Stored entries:
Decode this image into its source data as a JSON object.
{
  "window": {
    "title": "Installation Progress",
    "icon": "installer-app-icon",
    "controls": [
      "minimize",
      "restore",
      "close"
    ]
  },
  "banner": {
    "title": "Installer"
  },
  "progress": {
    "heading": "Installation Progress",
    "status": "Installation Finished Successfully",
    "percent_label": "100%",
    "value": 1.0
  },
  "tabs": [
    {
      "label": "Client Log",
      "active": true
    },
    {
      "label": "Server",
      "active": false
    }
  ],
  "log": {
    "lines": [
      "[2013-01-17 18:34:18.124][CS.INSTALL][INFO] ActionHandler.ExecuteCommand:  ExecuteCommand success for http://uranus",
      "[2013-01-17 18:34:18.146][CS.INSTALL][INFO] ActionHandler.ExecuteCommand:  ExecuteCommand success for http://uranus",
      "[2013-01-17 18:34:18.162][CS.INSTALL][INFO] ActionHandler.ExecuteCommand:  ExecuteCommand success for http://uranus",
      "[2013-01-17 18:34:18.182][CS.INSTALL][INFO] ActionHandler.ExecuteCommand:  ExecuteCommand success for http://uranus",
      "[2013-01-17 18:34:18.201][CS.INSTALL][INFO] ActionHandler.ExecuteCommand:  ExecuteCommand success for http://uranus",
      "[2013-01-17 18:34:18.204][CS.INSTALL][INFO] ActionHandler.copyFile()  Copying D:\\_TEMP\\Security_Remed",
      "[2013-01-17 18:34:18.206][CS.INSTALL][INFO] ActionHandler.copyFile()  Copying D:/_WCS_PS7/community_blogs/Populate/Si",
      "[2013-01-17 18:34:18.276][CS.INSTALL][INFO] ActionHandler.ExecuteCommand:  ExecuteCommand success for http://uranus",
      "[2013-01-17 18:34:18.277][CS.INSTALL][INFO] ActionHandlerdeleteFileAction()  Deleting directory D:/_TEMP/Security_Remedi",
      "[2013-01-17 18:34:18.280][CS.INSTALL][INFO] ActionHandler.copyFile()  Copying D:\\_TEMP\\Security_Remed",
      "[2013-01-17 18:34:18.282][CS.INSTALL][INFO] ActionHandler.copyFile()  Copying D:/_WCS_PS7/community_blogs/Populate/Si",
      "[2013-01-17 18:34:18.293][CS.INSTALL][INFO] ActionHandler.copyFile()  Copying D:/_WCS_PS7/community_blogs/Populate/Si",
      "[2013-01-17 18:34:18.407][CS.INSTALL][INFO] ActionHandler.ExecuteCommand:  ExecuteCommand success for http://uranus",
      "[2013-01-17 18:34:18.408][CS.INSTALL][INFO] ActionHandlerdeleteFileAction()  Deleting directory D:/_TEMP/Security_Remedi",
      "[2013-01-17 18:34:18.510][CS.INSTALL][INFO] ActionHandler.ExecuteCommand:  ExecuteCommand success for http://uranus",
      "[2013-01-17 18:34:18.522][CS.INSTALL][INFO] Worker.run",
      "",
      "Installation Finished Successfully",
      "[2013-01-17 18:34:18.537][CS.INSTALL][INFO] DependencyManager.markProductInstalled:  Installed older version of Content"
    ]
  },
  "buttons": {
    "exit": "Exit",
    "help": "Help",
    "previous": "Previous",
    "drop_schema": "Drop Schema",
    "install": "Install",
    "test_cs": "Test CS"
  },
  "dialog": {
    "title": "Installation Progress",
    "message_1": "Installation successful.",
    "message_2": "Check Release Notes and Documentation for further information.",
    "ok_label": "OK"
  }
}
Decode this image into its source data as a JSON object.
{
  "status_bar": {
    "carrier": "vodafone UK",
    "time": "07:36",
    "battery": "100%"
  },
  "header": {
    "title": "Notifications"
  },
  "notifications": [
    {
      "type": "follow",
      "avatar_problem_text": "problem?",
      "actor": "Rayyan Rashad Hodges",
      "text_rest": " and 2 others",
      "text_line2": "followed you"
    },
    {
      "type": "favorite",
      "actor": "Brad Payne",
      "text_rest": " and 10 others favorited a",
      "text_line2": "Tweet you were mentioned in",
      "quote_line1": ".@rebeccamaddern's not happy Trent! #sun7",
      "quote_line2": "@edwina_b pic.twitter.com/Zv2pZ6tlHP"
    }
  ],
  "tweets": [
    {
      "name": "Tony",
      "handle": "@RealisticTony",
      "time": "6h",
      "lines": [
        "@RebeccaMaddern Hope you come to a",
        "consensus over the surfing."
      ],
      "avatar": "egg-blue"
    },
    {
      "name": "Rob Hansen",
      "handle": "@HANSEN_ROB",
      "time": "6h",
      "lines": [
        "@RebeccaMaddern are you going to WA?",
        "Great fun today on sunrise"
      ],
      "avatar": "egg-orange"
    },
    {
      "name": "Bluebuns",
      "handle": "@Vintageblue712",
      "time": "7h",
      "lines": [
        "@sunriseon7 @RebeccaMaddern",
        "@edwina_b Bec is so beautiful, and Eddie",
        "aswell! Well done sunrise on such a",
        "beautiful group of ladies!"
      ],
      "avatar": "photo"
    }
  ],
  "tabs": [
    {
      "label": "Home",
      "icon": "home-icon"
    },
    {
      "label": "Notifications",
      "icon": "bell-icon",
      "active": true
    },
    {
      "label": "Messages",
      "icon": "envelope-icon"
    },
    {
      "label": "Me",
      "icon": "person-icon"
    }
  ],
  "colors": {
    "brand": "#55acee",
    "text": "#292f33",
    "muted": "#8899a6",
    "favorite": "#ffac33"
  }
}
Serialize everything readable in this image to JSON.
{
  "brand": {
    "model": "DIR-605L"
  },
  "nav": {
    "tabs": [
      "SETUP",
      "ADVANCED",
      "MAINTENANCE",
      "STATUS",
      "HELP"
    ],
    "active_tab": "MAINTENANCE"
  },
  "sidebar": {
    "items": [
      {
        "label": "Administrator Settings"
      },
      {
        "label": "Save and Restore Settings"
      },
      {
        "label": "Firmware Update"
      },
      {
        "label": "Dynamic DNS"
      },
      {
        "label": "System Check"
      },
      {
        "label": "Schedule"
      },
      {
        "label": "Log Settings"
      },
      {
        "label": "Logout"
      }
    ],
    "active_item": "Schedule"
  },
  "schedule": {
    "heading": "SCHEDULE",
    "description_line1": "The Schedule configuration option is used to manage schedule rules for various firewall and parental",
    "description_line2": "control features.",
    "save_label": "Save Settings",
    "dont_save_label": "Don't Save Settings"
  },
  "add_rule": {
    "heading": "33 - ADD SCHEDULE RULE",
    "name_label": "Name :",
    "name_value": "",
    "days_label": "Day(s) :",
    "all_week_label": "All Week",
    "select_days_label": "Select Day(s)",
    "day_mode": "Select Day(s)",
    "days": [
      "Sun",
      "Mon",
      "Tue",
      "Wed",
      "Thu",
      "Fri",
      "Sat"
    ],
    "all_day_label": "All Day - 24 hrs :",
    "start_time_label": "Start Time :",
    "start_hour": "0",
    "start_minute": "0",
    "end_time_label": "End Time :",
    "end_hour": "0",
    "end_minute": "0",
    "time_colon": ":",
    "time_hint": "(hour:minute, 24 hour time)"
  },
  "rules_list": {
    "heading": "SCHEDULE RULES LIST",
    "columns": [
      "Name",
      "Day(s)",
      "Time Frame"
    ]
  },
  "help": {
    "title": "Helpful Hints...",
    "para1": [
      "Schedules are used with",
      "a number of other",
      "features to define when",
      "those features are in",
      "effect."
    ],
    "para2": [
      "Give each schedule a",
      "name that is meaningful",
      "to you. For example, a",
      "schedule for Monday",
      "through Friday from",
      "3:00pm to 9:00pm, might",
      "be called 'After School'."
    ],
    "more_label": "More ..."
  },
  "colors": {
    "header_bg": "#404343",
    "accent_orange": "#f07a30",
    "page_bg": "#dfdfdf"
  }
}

What is asked: In the entries above, count each line with "actor"; reply with the total only.

Complete output: 2